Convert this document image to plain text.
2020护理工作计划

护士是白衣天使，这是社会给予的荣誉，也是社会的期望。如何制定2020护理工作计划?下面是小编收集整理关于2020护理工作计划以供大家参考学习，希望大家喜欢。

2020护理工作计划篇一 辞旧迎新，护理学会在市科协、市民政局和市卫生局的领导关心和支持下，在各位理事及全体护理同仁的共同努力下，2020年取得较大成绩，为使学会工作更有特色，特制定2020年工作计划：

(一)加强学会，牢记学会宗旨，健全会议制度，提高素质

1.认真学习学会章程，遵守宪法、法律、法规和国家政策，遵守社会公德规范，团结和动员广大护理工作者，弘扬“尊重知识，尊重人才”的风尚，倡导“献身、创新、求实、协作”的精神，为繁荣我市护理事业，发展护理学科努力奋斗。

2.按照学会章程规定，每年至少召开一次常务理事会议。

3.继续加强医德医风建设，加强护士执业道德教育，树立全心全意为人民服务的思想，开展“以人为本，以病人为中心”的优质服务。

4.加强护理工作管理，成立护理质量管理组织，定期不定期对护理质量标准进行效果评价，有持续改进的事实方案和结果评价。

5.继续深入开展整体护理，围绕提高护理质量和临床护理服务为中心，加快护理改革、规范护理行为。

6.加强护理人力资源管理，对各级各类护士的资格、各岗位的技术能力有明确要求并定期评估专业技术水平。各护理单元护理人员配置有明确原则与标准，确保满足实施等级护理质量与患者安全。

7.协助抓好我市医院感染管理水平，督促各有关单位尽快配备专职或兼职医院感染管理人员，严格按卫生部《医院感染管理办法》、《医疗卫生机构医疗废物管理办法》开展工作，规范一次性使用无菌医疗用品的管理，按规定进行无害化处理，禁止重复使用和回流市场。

#### DIRECTIVE
All the entries above need to be reproduced exactly.

#### FINAL ANSWER
Convert this document image to plain text.
2020护理工作计划

护士是白衣天使，这是社会给予的荣誉，也是社会的期望。如何制定2020护理工作计划?下面是小编收集整理关于2020护理工作计划以供大家参考学习，希望大家喜欢。

2020护理工作计划篇一 辞旧迎新，护理学会在市科协、市民政局和市卫生局的领导关心和支持下，在各位理事及全体护理同仁的共同努力下，2020年取得较大成绩，为使学会工作更有特色，特制定2020年工作计划：

(一)加强学会，牢记学会宗旨，健全会议制度，提高素质

1.认真学习学会章程，遵守宪法、法律、法规和国家政策，遵守社会公德规范，团结和动员广大护理工作者，弘扬“尊重知识，尊重人才”的风尚，倡导“献身、创新、求实、协作”的精神，为繁荣我市护理事业，发展护理学科努力奋斗。

2.按照学会章程规定，每年至少召开一次常务理事会议。

3.继续加强医德医风建设，加强护士执业道德教育，树立全心全意为人民服务的思想，开展“以人为本，以病人为中心”的优质服务。

4.加强护理工作管理，成立护理质量管理组织，定期不定期对护理质量标准进行效果评价，有持续改进的事实方案和结果评价。

5.继续深入开展整体护理，围绕提高护理质量和临床护理服务为中心，加快护理改革、规范护理行为。

6.加强护理人力资源管理，对各级各类护士的资格、各岗位的技术能力有明确要求并定期评估专业技术水平。各护理单元护理人员配置有明确原则与标准，确保满足实施等级护理质量与患者安全。

7.协助抓好我市医院感染管理水平，督促各有关单位尽快配备专职或兼职医院感染管理人员，严格按卫生部《医院感染管理办法》、《医疗卫生机构医疗废物管理办法》开展工作，规范一次性使用无菌医疗用品的管理，按规定进行无害化处理，禁止重复使用和回流市场。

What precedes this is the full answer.